**REQUIRED TASK**
All material below is to be reproduced exactly.

**RECORDS PROVIDED**
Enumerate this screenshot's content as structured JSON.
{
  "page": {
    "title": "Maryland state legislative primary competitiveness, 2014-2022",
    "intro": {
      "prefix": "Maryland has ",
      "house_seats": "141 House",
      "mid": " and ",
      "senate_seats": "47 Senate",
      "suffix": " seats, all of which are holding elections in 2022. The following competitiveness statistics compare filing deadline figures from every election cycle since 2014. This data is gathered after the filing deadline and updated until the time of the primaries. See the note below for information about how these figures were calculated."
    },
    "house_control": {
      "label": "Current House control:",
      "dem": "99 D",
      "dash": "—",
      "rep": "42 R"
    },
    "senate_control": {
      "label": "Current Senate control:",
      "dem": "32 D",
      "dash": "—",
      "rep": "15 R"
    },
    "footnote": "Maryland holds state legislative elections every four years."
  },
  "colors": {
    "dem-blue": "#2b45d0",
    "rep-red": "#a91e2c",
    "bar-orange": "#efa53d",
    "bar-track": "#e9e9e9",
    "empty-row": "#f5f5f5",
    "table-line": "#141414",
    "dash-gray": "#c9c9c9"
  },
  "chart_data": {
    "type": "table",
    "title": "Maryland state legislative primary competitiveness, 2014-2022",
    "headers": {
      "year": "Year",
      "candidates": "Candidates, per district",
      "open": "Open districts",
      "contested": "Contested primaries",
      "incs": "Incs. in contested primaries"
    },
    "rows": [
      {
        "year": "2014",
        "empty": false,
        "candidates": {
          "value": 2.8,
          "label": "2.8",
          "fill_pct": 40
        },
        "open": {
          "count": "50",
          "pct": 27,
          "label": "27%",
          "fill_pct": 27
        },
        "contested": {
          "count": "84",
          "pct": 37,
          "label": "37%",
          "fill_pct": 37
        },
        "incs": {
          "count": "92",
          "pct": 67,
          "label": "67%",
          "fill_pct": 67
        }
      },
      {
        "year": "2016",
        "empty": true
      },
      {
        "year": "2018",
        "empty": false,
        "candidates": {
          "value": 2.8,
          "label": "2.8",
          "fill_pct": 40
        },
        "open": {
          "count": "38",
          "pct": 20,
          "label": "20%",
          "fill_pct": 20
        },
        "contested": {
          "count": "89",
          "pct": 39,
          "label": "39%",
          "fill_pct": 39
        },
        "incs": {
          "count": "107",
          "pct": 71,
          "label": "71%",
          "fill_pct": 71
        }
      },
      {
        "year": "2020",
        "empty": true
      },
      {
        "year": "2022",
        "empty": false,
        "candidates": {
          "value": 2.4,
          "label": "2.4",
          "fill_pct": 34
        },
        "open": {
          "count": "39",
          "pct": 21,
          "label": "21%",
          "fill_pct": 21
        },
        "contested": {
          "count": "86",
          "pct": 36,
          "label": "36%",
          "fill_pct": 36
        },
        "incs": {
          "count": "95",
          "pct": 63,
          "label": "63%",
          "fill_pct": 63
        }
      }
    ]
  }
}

**EXPECTED ANSWER**
Enumerate this screenshot's content as structured JSON.
{
  "page": {
    "title": "Maryland state legislative primary competitiveness, 2014-2022",
    "intro": {
      "prefix": "Maryland has ",
      "house_seats": "141 House",
      "mid": " and ",
      "senate_seats": "47 Senate",
      "suffix": " seats, all of which are holding elections in 2022. The following competitiveness statistics compare filing deadline figures from every election cycle since 2014. This data is gathered after the filing deadline and updated until the time of the primaries. See the note below for information about how these figures were calculated."
    },
    "house_control": {
      "label": "Current House control:",
      "dem": "99 D",
      "dash": "—",
      "rep": "42 R"
    },
    "senate_control": {
      "label": "Current Senate control:",
      "dem": "32 D",
      "dash": "—",
      "rep": "15 R"
    },
    "footnote": "Maryland holds state legislative elections every four years."
  },
  "colors": {
    "dem-blue": "#2b45d0",
    "rep-red": "#a91e2c",
    "bar-orange": "#efa53d",
    "bar-track": "#e9e9e9",
    "empty-row": "#f5f5f5",
    "table-line": "#141414",
    "dash-gray": "#c9c9c9"
  },
  "chart_data": {
    "type": "table",
    "title": "Maryland state legislative primary competitiveness, 2014-2022",
    "headers": {
      "year": "Year",
      "candidates": "Candidates, per district",
      "open": "Open districts",
      "contested": "Contested primaries",
      "incs": "Incs. in contested primaries"
    },
    "rows": [
      {
        "year": "2014",
        "empty": false,
        "candidates": {
          "value": 2.8,
          "label": "2.8",
          "fill_pct": 40
        },
        "open": {
          "count": "50",
          "pct": 27,
          "label": "27%",
          "fill_pct": 27
        },
        "contested": {
          "count": "84",
          "pct": 37,
          "label": "37%",
          "fill_pct": 37
        },
        "incs": {
          "count": "92",
          "pct": 67,
          "label": "67%",
          "fill_pct": 67
        }
      },
      {
        "year": "2016",
        "empty": true
      },
      {
        "year": "2018",
        "empty": false,
        "candidates": {
          "value": 2.8,
          "label": "2.8",
          "fill_pct": 40
        },
        "open": {
          "count": "38",
          "pct": 20,
          "label": "20%",
          "fill_pct": 20
        },
        "contested": {
          "count": "89",
          "pct": 39,
          "label": "39%",
          "fill_pct": 39
        },
        "incs": {
          "count": "107",
          "pct": 71,
          "label": "71%",
          "fill_pct": 71
        }
      },
      {
        "year": "2020",
        "empty": true
      },
      {
        "year": "2022",
        "empty": false,
        "candidates": {
          "value": 2.4,
          "label": "2.4",
          "fill_pct": 34
        },
        "open": {
          "count": "39",
          "pct": 21,
          "label": "21%",
          "fill_pct": 21
        },
        "contested": {
          "count": "86",
          "pct": 36,
          "label": "36%",
          "fill_pct": 36
        },
        "incs": {
          "count": "95",
          "pct": 63,
          "label": "63%",
          "fill_pct": 63
        }
      }
    ]
  }
}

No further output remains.